• **EXERCISE**: Return the count of lines that hold the string "Krośnicy", with no other words.

:::::

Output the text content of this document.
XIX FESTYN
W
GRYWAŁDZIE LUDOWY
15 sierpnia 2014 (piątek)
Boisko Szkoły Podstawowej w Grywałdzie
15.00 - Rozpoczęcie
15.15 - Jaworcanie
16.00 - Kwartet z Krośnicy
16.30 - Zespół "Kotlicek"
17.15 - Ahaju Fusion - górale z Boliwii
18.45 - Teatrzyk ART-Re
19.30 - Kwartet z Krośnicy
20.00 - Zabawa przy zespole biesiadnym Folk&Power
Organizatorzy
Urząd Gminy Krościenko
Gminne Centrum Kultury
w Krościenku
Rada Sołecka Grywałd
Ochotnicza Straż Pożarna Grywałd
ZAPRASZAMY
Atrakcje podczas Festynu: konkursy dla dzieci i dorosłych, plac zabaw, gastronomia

:::::

• **EXERCISE OUTPUT**: 2